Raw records

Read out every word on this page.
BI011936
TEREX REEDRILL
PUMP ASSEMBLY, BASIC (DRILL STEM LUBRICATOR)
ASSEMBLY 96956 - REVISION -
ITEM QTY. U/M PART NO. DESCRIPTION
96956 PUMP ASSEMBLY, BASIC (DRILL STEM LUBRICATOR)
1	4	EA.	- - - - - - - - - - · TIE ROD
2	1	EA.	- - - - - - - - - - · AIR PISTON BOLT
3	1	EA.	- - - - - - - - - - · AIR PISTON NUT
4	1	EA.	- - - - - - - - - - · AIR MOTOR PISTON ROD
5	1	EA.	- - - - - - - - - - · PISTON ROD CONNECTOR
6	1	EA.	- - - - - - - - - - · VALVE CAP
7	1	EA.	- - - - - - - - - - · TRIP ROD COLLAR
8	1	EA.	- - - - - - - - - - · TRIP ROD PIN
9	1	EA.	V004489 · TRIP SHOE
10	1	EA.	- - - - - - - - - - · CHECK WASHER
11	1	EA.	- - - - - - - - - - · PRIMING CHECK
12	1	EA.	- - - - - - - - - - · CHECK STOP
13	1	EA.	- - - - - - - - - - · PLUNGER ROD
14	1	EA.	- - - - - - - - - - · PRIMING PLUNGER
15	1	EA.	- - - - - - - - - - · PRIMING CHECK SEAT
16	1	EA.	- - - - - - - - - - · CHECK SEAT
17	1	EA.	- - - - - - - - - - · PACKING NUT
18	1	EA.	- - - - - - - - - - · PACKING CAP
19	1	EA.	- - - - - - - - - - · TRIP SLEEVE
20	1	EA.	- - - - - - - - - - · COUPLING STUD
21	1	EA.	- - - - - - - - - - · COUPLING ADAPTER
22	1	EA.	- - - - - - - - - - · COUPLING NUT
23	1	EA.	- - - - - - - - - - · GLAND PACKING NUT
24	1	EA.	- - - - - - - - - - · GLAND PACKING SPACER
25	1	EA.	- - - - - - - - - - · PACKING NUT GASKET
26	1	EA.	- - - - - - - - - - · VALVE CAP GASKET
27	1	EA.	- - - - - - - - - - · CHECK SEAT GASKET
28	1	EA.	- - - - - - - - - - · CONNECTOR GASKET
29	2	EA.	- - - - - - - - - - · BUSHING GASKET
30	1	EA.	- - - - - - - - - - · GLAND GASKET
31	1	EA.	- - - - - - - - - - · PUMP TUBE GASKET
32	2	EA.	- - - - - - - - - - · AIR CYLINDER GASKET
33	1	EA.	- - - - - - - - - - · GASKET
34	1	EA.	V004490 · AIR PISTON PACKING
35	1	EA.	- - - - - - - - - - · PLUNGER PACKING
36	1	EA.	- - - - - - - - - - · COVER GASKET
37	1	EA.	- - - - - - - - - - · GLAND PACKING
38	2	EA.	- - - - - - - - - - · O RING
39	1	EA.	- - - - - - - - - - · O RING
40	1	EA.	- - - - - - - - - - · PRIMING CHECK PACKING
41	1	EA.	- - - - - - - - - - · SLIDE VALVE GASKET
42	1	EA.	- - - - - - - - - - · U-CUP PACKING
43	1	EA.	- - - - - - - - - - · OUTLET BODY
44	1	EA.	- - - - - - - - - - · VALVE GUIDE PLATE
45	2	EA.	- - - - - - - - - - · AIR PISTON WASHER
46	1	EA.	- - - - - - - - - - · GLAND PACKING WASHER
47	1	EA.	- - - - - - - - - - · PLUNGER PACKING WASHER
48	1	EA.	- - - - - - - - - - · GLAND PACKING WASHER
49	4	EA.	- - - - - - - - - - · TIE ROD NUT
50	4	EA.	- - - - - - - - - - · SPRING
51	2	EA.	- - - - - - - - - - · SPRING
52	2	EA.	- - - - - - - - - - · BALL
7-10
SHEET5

• Objective:
Show, from the listing above, each line that contains the word "TRIP".

• Response to the task:
7	1	EA.	- - - - - - - - - - · TRIP ROD COLLAR
8	1	EA.	- - - - - - - - - - · TRIP ROD PIN
9	1	EA.	V004489 · TRIP SHOE
19	1	EA.	- - - - - - - - - - · TRIP SLEEVE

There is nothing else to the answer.